═════ Trecho do documento

Permanece
vivo em muitas igrejas o costume de cobrir com um véu roxo a cruz e as imagens
sacras durante a última semana da Quaresma. Embora tal tradição já se tenha
perdido em alguns lugares e em outras tantos não se saiba mais qual seu
significado, a igreja ainda o recomenda. Neste pequeno artigo apresentaremos
algumas informações de caráter histórico sobre a origem desse costume e, ao
fim, verificaremos nos livros litúrgicos restaurados por decreto do Concílio
Vaticano II como se deve proceder atualmente.
O velum quadragesimale
Para descobrir a origem do véu das imagens é
preciso retroceder aos primeiros séculos do cristianismo, pois é a partir da
prática penitencial antiga que se desenvolverá esse costume, como veremos. A
disciplina penitencial da Igreja antiga era extremamente rígida: durante meses
e até anos, ou em certos casos até ao fim da vida, o penitente deveria realizar
atos ascéticos e não poderia participar plenamente da liturgia. Assim como os
penitentes, todos os pagãos, hereges e os catecúmenos não podiam acompanhar
toda a celebração eucarística.
Sinal disso é que, até a publicação do Missal de
Paulo VI (1969), a missa era dividida em duas partes: a “missa dos catecúmenos”

══════════
═════ Conjunto de dados

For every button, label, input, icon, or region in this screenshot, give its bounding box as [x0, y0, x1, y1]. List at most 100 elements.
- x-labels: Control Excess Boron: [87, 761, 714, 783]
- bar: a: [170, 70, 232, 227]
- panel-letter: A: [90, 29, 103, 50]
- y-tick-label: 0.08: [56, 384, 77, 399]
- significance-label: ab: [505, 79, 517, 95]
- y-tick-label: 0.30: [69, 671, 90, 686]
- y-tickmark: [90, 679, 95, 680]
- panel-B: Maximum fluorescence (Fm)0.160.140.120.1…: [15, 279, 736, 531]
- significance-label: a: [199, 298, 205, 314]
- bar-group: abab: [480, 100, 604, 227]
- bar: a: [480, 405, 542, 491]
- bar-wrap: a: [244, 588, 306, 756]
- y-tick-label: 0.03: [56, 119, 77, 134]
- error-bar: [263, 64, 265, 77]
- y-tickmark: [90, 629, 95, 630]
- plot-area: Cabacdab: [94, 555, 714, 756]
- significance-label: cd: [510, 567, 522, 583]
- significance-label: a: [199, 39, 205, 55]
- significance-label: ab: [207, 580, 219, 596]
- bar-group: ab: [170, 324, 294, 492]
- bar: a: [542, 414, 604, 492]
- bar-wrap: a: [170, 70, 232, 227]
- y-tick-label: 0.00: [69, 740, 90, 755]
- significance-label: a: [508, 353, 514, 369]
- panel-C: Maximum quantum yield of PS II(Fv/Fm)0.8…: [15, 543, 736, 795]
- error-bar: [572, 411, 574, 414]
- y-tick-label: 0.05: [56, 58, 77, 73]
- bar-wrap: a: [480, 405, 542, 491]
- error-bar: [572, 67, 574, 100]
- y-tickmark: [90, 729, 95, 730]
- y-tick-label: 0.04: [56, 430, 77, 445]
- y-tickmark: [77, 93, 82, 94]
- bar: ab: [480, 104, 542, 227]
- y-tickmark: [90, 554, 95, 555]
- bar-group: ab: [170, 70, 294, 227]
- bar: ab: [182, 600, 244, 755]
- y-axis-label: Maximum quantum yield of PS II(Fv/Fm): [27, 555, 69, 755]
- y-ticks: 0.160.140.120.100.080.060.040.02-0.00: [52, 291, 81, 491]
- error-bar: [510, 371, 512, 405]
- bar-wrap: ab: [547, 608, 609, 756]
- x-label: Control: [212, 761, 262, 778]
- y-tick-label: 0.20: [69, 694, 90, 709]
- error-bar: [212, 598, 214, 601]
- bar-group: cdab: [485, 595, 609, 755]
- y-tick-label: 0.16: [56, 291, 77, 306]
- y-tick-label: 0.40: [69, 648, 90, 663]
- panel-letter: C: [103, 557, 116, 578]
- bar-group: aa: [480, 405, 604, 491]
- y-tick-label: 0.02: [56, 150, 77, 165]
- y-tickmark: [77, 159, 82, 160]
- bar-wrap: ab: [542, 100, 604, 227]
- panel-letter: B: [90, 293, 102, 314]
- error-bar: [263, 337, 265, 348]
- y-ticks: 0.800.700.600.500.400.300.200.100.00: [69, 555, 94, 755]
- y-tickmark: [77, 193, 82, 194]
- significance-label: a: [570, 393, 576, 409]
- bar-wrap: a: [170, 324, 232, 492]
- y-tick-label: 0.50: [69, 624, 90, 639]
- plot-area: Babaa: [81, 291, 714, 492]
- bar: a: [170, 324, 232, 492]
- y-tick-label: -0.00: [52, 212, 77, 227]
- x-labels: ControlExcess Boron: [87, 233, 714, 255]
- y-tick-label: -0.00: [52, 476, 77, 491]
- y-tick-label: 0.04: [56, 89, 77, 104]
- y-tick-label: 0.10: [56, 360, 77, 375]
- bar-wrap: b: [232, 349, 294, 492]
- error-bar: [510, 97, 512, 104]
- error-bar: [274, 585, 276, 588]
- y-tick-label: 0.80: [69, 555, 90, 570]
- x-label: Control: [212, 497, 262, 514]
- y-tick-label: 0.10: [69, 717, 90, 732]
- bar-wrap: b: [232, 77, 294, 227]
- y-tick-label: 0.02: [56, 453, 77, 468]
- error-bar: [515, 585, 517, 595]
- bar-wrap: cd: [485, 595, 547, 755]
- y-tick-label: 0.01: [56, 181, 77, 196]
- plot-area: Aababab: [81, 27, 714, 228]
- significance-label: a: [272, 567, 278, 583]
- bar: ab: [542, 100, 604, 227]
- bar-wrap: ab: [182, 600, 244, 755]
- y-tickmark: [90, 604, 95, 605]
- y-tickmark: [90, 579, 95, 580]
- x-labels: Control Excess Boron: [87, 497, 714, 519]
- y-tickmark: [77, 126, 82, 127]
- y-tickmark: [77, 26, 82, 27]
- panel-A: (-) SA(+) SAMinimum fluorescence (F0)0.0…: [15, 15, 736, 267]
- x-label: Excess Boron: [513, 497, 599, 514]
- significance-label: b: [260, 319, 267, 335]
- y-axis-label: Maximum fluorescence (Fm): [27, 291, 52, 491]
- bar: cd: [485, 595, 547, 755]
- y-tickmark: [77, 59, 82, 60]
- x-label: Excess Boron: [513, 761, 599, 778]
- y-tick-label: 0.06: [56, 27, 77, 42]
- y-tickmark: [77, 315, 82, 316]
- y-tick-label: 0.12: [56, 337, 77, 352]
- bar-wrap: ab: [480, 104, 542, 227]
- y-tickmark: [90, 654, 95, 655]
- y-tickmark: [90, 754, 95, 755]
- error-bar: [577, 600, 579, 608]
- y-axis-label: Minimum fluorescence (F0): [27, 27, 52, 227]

══════════

Tarefas ->
1. De que cor é o véu com que, segundo o trecho sobre o véu das imagens, muitas igrejas cobrem a cruz e as imagens sacras?
2. Devolva, por favor, do trecho sobre o véu das imagens, tudo desde "O velum quadragesimale" até "a celebração eucarística.", sem nenhuma alteração.

Respostas por tarefa ->
1. Roxo.

2.
O velum quadragesimale
Para descobrir a origem do véu das imagens é
preciso retroceder aos primeiros séculos do cristianismo, pois é a partir da
prática penitencial antiga que se desenvolverá esse costume, como veremos. A
disciplina penitencial da Igreja antiga era extremamente rígida: durante meses
e até anos, ou em certos casos até ao fim da vida, o penitente deveria realizar
atos ascéticos e não poderia participar plenamente da liturgia. Assim como os
penitentes, todos os pagãos, hereges e os catecúmenos não podiam acompanhar
toda a celebração eucarística.